▶ **WORK REQUIRED**: Copy every line of the following data that includes the string "Output".

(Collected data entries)
[start]
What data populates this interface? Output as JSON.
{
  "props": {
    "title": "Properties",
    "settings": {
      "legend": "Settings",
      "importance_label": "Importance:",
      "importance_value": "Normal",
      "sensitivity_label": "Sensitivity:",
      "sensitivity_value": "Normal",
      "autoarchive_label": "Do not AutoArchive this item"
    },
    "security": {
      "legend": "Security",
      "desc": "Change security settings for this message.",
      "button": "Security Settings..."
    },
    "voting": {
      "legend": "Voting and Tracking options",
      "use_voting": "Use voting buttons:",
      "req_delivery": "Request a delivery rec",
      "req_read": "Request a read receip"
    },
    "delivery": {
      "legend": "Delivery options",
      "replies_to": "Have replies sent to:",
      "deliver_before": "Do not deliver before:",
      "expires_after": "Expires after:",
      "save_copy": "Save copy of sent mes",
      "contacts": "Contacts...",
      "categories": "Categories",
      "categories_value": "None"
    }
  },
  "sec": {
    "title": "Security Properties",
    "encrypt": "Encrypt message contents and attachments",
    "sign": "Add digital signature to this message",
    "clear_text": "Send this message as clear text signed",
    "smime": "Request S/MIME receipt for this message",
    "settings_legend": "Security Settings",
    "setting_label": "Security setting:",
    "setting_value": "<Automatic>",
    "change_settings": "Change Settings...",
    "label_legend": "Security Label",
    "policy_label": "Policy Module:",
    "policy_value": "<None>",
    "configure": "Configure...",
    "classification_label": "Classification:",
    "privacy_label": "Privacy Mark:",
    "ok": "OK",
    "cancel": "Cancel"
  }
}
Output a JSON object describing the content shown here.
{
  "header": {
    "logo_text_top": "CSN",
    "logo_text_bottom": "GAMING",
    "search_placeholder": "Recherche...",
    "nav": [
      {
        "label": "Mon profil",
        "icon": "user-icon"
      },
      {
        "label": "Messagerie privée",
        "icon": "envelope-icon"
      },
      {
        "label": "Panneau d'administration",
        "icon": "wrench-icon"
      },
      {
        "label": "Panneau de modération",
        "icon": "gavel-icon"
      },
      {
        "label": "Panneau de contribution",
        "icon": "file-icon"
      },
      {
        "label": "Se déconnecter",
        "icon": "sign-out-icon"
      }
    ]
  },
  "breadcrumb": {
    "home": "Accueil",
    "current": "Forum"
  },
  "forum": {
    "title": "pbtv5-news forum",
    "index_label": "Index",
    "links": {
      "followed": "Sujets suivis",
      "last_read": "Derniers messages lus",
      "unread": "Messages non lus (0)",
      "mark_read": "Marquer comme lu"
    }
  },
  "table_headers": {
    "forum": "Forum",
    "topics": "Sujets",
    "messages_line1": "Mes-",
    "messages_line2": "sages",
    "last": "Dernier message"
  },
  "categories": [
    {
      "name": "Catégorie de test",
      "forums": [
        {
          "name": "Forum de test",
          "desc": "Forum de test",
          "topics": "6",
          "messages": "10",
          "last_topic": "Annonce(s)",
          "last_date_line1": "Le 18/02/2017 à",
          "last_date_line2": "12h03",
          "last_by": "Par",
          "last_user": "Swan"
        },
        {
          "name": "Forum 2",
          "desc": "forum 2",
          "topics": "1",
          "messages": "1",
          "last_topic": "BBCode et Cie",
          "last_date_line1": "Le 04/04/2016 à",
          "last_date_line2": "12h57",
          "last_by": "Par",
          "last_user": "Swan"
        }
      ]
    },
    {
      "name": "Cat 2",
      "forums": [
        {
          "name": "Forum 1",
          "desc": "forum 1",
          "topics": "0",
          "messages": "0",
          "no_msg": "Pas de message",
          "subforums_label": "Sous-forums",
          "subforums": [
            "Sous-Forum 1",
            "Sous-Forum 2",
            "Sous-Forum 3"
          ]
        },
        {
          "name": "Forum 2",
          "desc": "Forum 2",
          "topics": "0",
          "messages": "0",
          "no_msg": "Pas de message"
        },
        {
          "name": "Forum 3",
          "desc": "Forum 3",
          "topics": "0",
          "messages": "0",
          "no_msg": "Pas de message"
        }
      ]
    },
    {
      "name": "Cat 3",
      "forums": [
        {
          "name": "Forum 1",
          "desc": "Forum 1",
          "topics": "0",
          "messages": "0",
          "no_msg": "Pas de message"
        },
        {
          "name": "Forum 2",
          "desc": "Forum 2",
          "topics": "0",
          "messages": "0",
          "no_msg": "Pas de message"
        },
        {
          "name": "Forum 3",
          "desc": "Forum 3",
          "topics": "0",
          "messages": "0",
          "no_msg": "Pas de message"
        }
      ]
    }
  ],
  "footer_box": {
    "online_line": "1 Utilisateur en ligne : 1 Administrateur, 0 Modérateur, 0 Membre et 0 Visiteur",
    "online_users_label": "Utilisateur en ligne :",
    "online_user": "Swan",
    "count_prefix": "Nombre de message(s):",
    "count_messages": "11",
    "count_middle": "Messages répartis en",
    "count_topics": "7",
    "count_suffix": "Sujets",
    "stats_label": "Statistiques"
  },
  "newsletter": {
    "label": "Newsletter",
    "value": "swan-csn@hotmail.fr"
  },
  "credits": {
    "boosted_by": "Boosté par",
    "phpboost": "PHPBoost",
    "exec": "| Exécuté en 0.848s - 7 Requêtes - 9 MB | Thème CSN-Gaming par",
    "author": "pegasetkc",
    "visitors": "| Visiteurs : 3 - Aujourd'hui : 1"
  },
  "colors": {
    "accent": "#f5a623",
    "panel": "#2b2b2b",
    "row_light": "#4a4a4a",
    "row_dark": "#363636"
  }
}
[end]
▶ **SOLUTION TO THIS EXERCISE**:
What data populates this interface? Output as JSON.
Output a JSON object describing the content shown here.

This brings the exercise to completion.